# [THE REQUEST]
Look through the data below. Pick out the lines holding the string "während".

# [SUPPLIED RECORDS]
········

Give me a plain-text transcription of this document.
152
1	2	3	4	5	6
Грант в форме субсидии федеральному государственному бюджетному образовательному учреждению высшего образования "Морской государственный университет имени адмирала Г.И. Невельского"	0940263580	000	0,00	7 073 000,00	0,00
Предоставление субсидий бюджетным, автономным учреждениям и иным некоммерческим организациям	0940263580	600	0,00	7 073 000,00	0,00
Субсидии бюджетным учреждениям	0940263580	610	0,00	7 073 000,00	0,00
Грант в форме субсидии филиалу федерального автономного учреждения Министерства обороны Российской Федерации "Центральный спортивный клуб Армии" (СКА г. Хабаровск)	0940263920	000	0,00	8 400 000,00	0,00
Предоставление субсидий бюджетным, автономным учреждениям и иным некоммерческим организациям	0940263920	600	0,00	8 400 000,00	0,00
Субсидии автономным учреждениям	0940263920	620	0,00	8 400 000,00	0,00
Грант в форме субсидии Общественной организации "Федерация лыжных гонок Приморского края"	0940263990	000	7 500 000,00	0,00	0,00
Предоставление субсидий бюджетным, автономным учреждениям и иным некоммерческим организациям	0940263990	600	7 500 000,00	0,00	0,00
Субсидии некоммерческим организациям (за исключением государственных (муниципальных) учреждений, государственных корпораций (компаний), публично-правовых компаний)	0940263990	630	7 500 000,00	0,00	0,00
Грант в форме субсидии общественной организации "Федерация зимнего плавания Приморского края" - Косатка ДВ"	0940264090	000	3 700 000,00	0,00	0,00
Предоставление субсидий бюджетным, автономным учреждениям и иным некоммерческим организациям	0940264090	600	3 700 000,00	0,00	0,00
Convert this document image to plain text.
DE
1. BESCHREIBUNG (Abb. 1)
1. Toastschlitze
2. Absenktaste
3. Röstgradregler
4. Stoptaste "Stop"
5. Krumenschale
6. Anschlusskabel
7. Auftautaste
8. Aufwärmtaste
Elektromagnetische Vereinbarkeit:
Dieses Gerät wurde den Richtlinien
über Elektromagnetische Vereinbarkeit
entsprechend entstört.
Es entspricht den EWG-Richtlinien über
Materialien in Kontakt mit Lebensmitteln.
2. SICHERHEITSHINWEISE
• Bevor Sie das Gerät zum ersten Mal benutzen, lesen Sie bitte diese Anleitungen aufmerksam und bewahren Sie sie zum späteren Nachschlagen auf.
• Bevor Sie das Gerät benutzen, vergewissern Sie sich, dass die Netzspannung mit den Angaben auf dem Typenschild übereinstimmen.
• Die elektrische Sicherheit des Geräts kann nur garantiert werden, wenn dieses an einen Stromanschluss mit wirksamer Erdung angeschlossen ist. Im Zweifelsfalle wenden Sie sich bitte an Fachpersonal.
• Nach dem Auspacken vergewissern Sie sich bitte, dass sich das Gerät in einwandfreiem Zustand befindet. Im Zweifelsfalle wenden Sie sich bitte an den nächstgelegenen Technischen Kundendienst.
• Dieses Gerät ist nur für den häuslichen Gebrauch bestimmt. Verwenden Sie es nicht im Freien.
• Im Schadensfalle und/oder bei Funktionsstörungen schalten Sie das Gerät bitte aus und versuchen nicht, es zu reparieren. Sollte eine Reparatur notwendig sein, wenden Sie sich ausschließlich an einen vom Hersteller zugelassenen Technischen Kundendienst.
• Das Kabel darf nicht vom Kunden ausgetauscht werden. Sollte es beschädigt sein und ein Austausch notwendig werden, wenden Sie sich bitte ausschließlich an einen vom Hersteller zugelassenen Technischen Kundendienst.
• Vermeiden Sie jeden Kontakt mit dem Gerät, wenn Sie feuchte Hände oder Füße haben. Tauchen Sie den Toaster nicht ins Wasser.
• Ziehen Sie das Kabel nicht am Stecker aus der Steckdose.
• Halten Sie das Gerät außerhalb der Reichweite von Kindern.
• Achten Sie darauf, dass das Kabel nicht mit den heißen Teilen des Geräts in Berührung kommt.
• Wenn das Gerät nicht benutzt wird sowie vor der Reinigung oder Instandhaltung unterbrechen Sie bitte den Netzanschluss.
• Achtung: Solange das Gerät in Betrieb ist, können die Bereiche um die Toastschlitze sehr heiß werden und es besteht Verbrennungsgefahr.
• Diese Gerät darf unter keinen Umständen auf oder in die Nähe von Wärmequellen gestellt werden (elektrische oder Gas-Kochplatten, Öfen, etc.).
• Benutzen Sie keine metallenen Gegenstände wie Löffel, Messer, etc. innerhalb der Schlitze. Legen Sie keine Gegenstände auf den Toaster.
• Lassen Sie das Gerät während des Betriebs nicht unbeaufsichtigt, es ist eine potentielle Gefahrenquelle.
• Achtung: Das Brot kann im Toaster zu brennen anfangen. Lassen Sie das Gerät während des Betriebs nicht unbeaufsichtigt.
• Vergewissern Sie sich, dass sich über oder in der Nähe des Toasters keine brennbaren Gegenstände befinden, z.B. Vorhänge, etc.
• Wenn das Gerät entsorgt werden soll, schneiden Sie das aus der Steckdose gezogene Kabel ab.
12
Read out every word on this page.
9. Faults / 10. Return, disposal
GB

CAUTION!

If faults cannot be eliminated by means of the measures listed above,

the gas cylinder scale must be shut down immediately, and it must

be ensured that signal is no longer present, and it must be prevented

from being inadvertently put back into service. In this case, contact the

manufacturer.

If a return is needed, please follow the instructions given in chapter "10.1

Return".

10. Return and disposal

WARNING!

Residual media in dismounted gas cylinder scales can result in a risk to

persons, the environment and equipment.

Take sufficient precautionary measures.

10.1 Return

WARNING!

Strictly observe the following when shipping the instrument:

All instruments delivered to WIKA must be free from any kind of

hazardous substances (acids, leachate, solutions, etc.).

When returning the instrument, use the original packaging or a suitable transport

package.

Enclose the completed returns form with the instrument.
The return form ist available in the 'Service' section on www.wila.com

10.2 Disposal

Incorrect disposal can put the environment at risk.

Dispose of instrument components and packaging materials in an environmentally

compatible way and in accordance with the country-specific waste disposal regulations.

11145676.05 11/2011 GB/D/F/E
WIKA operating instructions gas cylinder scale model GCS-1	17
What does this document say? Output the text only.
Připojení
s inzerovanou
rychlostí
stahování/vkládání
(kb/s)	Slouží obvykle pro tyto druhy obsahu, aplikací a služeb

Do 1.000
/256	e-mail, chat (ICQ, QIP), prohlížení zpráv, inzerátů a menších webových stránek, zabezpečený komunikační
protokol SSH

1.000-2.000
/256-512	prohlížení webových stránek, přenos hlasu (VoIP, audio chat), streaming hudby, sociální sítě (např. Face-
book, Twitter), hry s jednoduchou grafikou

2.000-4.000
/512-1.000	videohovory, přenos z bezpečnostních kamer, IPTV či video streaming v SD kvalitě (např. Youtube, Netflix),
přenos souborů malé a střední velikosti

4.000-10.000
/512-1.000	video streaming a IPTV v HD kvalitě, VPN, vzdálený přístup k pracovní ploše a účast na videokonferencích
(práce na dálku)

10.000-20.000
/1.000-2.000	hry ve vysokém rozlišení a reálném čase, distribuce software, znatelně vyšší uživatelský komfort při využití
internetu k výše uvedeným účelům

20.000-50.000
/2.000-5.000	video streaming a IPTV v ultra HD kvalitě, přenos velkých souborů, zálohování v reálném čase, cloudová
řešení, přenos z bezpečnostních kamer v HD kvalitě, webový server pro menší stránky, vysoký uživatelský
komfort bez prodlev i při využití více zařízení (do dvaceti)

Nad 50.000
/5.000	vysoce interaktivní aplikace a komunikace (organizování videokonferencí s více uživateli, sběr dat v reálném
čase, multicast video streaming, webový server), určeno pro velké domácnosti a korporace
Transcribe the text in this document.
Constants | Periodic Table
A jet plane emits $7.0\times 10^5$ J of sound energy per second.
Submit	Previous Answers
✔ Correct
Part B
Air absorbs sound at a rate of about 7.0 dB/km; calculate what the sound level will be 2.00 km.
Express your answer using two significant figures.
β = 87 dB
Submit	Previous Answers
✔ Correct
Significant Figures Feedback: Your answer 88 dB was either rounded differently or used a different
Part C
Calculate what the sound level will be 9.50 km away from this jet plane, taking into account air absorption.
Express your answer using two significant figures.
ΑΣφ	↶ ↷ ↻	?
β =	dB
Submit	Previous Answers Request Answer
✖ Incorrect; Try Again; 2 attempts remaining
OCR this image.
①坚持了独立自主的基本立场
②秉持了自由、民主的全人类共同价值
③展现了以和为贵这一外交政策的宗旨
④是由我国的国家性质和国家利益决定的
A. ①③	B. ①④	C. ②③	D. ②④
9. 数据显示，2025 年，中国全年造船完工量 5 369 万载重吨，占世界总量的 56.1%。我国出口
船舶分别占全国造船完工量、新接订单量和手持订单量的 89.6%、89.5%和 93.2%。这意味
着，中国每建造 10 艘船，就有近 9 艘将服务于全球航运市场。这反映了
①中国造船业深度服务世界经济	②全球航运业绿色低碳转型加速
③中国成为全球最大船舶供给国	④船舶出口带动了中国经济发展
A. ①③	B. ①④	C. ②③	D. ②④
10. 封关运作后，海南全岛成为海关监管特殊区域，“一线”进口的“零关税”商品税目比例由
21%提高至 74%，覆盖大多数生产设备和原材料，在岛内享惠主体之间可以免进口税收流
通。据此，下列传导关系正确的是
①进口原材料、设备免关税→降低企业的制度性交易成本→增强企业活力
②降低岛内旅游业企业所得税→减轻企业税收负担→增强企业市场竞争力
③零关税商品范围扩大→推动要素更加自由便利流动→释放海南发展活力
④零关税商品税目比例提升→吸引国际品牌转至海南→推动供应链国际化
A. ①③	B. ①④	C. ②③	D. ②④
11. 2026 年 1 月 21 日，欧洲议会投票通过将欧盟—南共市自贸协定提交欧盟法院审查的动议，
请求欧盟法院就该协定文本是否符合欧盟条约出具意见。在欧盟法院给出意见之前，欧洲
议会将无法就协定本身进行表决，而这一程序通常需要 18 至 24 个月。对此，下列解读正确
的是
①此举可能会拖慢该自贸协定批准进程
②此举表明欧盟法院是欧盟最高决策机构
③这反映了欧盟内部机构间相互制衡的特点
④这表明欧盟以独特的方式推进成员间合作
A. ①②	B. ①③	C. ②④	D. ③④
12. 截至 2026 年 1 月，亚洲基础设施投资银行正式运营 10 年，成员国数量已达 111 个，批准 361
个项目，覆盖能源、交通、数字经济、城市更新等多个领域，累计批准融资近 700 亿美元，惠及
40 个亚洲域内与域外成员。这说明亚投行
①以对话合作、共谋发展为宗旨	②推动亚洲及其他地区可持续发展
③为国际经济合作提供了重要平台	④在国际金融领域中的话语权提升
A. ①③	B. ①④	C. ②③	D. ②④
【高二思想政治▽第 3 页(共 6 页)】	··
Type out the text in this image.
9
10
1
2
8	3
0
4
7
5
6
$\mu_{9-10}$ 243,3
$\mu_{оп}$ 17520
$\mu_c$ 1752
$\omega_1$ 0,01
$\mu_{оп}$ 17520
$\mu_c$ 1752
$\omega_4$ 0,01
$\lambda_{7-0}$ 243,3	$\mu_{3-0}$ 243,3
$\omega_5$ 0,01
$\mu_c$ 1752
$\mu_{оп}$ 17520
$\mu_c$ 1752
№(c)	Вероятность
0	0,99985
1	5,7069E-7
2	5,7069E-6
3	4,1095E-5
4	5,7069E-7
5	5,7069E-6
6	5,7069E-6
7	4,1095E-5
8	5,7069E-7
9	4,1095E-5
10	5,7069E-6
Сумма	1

········

# [REPLY]
• Lassen Sie das Gerät während des Betriebs nicht unbeaufsichtigt, es ist eine potentielle Gefahrenquelle.
• Achtung: Das Brot kann im Toaster zu brennen anfangen. Lassen Sie das Gerät während des Betriebs nicht unbeaufsichtigt.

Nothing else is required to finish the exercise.